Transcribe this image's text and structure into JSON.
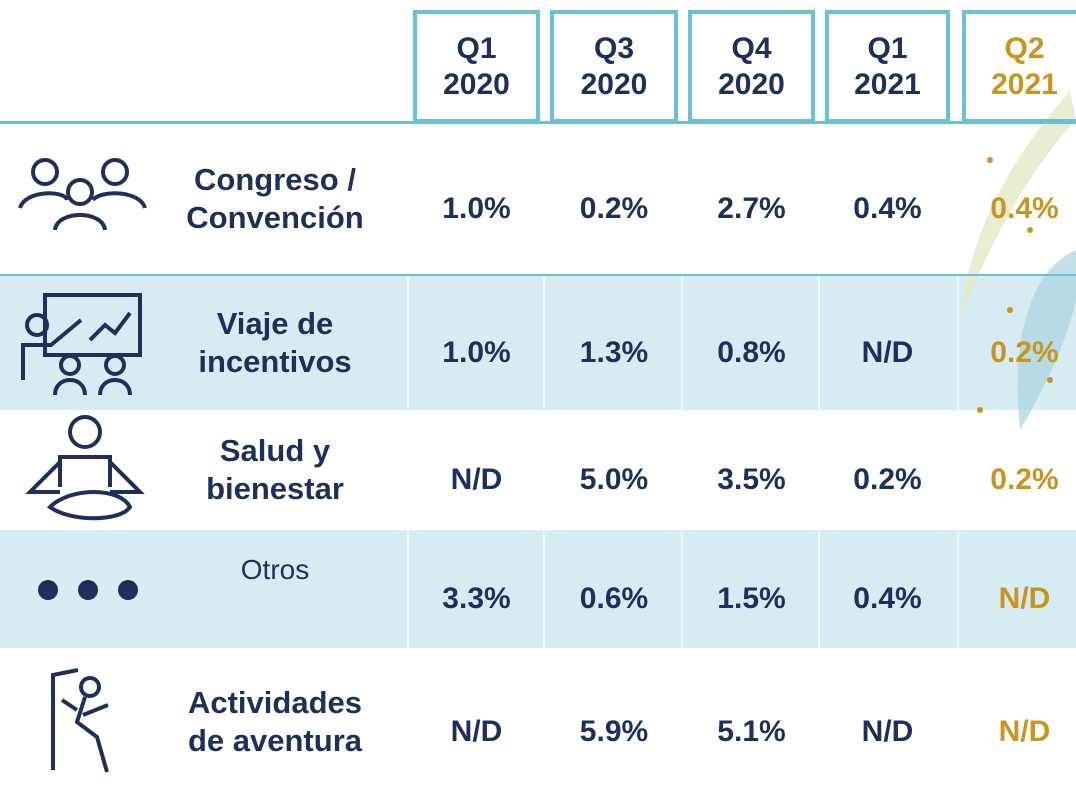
{
  "table": {
    "headers": [
      {
        "quarter": "Q1",
        "year": "2020"
      },
      {
        "quarter": "Q3",
        "year": "2020"
      },
      {
        "quarter": "Q4",
        "year": "2020"
      },
      {
        "quarter": "Q1",
        "year": "2021"
      },
      {
        "quarter": "Q2",
        "year": "2021"
      }
    ],
    "rows": [
      {
        "label": [
          "Congreso /",
          "Convención"
        ],
        "cells": [
          "1.0%",
          "0.2%",
          "2.7%",
          "0.4%",
          "0.4%"
        ]
      },
      {
        "label": [
          "Viaje de",
          "incentivos"
        ],
        "cells": [
          "1.0%",
          "1.3%",
          "0.8%",
          "N/D",
          "0.2%"
        ]
      },
      {
        "label": [
          "Salud y",
          "bienestar"
        ],
        "cells": [
          "N/D",
          "5.0%",
          "3.5%",
          "0.2%",
          "0.2%"
        ]
      },
      {
        "label": [
          "Otros"
        ],
        "cells": [
          "3.3%",
          "0.6%",
          "1.5%",
          "0.4%",
          "N/D"
        ]
      },
      {
        "label": [
          "Actividades",
          "de aventura"
        ],
        "cells": [
          "N/D",
          "5.9%",
          "5.1%",
          "N/D",
          "N/D"
        ]
      }
    ]
  }
}
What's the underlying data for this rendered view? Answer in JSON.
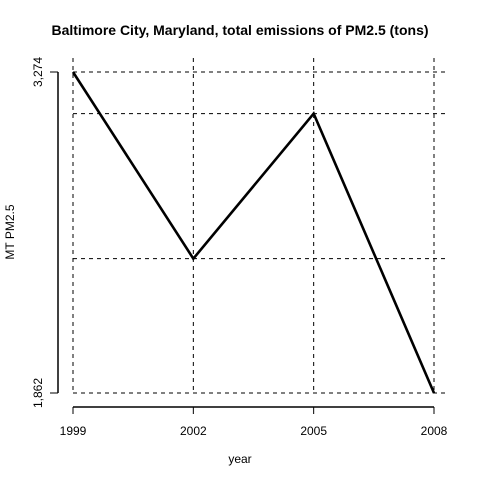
{
  "chart_data": {
    "type": "line",
    "title": "Baltimore City, Maryland, total emissions of PM2.5 (tons)",
    "xlabel": "year",
    "ylabel": "MT PM2.5",
    "x": [
      1999,
      2002,
      2005,
      2008
    ],
    "series": [
      {
        "values": [
          3274,
          2453,
          3091,
          1862
        ],
        "color": "#000000"
      }
    ],
    "xticks": [
      "1999",
      "2002",
      "2005",
      "2008"
    ],
    "yticks": [
      {
        "value": 3274,
        "label": "3,274"
      },
      {
        "value": 1862,
        "label": "1,862"
      }
    ],
    "xlim": [
      1999,
      2008
    ],
    "ylim": [
      1862,
      3274
    ],
    "grid": "dashed lines at each data point"
  }
}
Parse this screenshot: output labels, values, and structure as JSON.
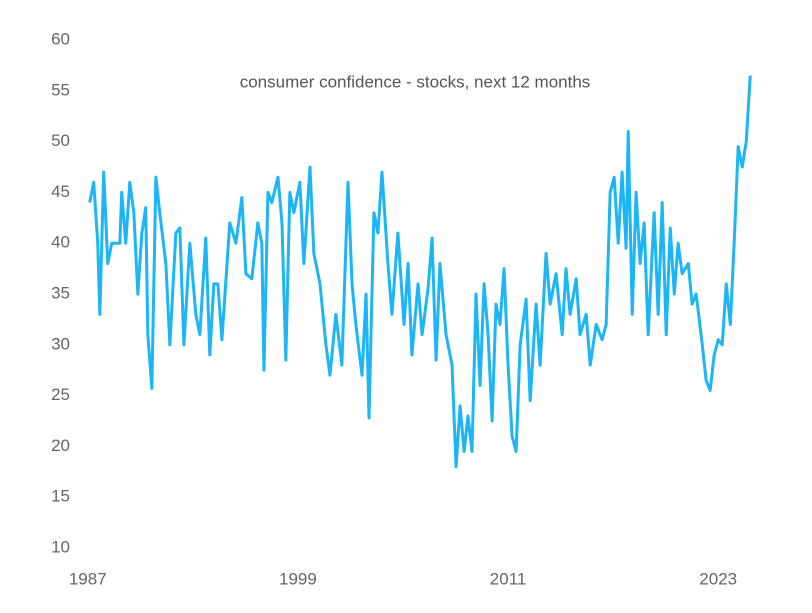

DIRECTION:
Return the material exactly as given, apart from the pictures.

EXERCISE OUTPUT:
Transcribe this image's text and structure into JSON.
{
  "table": {
    "headers": [
      {
        "quarter": "Q1",
        "year": "2020"
      },
      {
        "quarter": "Q3",
        "year": "2020"
      },
      {
        "quarter": "Q4",
        "year": "2020"
      },
      {
        "quarter": "Q1",
        "year": "2021"
      },
      {
        "quarter": "Q2",
        "year": "2021"
      }
    ],
    "rows": [
      {
        "label": [
          "Congreso /",
          "Convención"
        ],
        "cells": [
          "1.0%",
          "0.2%",
          "2.7%",
          "0.4%",
          "0.4%"
        ]
      },
      {
        "label": [
          "Viaje de",
          "incentivos"
        ],
        "cells": [
          "1.0%",
          "1.3%",
          "0.8%",
          "N/D",
          "0.2%"
        ]
      },
      {
        "label": [
          "Salud y",
          "bienestar"
        ],
        "cells": [
          "N/D",
          "5.0%",
          "3.5%",
          "0.2%",
          "0.2%"
        ]
      },
      {
        "label": [
          "Otros"
        ],
        "cells": [
          "3.3%",
          "0.6%",
          "1.5%",
          "0.4%",
          "N/D"
        ]
      },
      {
        "label": [
          "Actividades",
          "de aventura"
        ],
        "cells": [
          "N/D",
          "5.9%",
          "5.1%",
          "N/D",
          "N/D"
        ]
      }
    ]
  }
}
What's the underlying data for this rendered view? Answer in JSON.
{
  "chart_data": {
    "type": "line",
    "title": "Baltimore City, Maryland, total emissions of PM2.5 (tons)",
    "xlabel": "year",
    "ylabel": "MT PM2.5",
    "x": [
      1999,
      2002,
      2005,
      2008
    ],
    "series": [
      {
        "values": [
          3274,
          2453,
          3091,
          1862
        ],
        "color": "#000000"
      }
    ],
    "xticks": [
      "1999",
      "2002",
      "2005",
      "2008"
    ],
    "yticks": [
      {
        "value": 3274,
        "label": "3,274"
      },
      {
        "value": 1862,
        "label": "1,862"
      }
    ],
    "xlim": [
      1999,
      2008
    ],
    "ylim": [
      1862,
      3274
    ],
    "grid": "dashed lines at each data point"
  }
}
Parse this screenshot: output labels, values, and structure as JSON.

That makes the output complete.